**Problem requirements**
Filter for the word "public" and keep each matching line.
-- begin --
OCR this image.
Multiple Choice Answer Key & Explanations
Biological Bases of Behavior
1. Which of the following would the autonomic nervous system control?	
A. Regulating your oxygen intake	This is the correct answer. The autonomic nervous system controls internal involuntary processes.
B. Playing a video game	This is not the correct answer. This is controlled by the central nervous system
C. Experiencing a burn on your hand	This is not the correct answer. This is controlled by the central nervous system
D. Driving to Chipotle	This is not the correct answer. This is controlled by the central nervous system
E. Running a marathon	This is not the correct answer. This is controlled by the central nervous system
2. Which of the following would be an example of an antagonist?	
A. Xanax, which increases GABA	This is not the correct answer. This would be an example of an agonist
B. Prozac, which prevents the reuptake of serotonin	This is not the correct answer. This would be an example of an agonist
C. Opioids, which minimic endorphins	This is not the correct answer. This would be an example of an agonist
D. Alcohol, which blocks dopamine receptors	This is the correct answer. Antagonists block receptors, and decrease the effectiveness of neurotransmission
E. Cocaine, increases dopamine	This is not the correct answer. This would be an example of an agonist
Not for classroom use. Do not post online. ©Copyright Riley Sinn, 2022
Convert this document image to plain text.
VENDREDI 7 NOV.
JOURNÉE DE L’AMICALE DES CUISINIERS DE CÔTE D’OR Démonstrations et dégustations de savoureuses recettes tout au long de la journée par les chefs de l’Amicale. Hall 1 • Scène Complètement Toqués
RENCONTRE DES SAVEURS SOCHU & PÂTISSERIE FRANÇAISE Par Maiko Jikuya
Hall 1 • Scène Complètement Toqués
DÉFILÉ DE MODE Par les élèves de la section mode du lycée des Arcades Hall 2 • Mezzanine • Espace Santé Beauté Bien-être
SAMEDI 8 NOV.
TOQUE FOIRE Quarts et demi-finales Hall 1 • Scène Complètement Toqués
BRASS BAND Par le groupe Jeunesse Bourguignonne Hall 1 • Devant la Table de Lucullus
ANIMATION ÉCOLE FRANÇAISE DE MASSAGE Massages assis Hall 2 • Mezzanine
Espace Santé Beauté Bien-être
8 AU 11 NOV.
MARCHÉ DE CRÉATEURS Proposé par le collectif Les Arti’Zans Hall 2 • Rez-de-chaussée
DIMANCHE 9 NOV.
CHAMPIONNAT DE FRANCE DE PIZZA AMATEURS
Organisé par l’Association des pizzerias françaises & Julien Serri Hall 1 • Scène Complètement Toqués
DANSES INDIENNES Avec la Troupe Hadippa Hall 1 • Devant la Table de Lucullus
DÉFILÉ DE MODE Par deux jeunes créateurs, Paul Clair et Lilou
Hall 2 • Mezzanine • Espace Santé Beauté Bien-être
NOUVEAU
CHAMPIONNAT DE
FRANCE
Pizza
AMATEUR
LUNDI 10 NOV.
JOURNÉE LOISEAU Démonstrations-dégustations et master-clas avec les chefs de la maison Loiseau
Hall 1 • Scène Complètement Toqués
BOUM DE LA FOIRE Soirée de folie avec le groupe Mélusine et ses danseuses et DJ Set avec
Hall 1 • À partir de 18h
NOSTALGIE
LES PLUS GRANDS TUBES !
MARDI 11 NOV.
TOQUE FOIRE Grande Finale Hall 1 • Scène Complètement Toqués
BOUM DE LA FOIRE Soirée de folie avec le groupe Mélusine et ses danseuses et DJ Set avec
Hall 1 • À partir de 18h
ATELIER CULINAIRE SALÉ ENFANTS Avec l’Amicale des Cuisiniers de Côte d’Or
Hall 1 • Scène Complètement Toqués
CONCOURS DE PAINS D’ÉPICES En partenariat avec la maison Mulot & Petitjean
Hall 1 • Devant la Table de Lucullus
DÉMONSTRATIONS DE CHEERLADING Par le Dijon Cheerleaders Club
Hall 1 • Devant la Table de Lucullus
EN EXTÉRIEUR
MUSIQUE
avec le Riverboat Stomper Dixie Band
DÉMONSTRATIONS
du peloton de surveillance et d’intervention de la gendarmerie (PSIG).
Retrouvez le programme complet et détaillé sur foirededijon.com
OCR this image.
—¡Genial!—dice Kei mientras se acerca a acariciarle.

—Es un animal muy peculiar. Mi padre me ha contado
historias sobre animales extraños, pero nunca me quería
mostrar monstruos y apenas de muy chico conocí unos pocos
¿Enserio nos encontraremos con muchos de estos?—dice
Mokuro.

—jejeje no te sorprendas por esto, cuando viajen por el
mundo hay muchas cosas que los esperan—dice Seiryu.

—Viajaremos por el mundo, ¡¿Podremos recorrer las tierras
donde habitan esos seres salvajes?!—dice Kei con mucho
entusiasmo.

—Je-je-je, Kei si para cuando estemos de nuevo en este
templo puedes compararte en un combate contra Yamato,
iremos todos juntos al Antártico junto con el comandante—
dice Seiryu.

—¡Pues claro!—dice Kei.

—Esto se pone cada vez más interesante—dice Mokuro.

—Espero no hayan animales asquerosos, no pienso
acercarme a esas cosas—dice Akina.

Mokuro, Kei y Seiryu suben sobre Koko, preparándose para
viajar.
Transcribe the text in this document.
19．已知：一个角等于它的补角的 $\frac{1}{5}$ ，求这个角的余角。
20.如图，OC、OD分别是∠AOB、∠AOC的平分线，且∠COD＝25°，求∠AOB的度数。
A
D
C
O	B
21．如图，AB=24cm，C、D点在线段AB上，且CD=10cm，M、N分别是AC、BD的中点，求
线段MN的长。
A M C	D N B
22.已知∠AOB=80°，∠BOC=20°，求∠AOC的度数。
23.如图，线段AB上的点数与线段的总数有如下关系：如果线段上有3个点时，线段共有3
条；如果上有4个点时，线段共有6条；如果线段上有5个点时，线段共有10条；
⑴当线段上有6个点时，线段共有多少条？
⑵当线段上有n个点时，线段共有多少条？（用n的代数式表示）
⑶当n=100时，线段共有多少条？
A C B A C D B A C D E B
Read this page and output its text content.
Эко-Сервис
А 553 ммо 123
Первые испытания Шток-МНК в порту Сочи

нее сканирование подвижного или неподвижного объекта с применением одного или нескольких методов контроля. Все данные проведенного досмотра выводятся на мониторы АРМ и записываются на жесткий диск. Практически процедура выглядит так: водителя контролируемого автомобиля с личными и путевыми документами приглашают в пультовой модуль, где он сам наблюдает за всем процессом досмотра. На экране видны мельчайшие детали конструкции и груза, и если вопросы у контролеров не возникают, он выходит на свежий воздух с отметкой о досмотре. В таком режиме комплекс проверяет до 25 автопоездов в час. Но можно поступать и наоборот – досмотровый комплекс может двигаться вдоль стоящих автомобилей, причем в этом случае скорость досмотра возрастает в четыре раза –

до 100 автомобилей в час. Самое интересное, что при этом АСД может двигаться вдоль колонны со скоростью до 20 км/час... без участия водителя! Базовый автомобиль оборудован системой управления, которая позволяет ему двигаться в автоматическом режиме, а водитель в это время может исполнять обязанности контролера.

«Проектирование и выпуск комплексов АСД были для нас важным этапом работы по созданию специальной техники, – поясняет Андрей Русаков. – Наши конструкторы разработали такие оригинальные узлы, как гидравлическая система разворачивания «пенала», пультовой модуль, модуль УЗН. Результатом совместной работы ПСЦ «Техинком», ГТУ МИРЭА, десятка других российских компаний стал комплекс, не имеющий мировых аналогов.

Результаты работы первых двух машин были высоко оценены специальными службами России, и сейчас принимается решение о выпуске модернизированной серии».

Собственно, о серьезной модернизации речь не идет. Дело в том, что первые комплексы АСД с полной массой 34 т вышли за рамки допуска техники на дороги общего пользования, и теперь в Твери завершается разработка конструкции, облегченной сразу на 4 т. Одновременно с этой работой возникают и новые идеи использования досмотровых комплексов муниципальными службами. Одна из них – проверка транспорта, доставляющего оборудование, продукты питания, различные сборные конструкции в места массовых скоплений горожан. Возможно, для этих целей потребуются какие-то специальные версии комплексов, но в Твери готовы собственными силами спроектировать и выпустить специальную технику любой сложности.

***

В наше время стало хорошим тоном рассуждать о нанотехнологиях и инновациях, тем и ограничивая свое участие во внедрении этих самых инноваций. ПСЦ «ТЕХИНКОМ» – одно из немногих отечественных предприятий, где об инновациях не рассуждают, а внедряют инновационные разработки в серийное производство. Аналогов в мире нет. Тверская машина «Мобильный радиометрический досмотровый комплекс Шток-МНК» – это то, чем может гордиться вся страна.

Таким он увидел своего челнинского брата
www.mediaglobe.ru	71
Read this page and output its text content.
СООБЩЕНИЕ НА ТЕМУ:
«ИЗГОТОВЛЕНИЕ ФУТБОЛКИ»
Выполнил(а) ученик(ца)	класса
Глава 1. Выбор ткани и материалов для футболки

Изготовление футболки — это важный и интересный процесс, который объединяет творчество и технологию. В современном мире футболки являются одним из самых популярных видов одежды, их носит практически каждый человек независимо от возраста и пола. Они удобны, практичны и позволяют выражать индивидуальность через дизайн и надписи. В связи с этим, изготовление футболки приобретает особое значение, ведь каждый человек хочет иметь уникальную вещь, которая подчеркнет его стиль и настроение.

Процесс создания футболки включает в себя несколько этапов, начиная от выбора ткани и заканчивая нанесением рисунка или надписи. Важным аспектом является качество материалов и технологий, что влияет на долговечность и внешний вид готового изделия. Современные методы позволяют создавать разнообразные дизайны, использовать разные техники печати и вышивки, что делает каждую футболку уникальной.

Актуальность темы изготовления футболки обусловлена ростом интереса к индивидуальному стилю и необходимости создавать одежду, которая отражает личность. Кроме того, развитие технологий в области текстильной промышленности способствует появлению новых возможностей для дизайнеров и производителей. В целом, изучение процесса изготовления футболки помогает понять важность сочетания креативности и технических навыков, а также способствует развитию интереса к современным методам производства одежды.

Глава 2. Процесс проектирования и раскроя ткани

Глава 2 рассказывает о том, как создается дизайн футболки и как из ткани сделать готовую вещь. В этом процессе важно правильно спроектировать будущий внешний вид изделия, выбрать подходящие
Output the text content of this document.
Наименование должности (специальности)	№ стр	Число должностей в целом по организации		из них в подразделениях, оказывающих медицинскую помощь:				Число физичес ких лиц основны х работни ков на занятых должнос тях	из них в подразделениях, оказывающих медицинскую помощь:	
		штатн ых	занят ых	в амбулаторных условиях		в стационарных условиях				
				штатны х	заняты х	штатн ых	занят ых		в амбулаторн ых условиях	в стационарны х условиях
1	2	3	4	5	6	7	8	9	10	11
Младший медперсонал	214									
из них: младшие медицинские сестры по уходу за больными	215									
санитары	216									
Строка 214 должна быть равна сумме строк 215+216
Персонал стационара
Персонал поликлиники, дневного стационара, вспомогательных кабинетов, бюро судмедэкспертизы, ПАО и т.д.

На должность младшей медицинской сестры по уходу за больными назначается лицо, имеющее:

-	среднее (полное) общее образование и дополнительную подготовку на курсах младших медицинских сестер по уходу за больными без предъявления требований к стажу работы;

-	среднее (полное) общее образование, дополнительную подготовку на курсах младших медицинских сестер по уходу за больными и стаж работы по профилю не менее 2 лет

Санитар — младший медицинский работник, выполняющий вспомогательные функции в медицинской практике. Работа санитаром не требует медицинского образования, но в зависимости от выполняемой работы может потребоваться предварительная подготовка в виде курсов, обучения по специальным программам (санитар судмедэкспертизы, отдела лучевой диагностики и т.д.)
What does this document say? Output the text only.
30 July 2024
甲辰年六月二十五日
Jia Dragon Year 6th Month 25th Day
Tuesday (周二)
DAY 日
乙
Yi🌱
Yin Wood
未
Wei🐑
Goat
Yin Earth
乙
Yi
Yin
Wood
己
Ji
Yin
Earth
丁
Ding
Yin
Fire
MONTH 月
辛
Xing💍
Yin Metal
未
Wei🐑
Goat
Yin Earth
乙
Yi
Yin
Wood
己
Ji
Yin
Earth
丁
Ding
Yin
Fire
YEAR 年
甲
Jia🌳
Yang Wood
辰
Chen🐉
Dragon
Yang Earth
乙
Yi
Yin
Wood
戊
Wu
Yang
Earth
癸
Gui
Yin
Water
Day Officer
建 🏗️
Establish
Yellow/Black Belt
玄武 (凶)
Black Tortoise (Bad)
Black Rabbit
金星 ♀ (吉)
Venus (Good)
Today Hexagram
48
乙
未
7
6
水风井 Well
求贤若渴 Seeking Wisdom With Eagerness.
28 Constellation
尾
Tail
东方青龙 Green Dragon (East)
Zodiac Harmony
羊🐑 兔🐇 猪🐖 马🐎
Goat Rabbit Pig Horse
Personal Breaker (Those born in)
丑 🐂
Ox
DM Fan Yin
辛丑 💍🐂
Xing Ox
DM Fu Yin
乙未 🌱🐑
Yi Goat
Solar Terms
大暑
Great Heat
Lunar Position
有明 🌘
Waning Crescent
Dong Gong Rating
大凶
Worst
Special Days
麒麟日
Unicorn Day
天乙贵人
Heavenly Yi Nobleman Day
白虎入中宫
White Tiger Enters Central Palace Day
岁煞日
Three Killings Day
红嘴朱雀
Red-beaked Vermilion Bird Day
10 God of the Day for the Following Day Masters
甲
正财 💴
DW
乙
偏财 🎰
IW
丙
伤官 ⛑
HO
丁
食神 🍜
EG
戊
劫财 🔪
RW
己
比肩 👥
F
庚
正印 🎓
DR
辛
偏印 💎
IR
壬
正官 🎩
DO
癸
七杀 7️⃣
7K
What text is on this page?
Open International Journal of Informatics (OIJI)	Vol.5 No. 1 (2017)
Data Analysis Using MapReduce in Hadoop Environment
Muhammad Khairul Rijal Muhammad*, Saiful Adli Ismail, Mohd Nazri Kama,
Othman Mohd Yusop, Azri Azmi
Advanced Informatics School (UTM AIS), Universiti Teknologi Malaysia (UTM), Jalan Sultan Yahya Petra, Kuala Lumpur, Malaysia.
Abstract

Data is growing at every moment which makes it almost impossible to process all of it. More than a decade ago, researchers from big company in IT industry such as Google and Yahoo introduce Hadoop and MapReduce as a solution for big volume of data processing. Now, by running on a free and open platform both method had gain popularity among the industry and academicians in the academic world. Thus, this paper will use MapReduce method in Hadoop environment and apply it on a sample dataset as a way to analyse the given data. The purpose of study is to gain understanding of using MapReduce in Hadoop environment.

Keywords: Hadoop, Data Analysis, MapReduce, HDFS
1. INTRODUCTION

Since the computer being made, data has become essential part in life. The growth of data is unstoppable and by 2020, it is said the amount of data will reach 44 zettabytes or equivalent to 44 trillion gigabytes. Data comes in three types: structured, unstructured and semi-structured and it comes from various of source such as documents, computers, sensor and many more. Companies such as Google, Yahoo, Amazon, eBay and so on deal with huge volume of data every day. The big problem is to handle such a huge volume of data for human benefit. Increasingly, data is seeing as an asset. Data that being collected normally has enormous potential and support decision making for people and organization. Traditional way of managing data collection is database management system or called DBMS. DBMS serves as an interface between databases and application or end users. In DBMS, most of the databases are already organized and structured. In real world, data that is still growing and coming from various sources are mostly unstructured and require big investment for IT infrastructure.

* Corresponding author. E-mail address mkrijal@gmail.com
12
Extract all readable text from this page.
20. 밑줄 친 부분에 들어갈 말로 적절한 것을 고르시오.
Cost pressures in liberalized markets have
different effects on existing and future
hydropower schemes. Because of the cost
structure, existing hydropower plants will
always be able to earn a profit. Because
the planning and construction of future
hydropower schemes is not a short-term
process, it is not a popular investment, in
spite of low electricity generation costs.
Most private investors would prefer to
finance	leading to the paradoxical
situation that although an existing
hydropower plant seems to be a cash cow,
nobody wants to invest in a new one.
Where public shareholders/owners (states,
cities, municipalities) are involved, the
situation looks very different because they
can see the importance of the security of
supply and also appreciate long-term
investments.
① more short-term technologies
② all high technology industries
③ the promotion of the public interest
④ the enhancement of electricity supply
-- end --
**Result of this task**
Where public shareholders/owners (states,
③ the promotion of the public interest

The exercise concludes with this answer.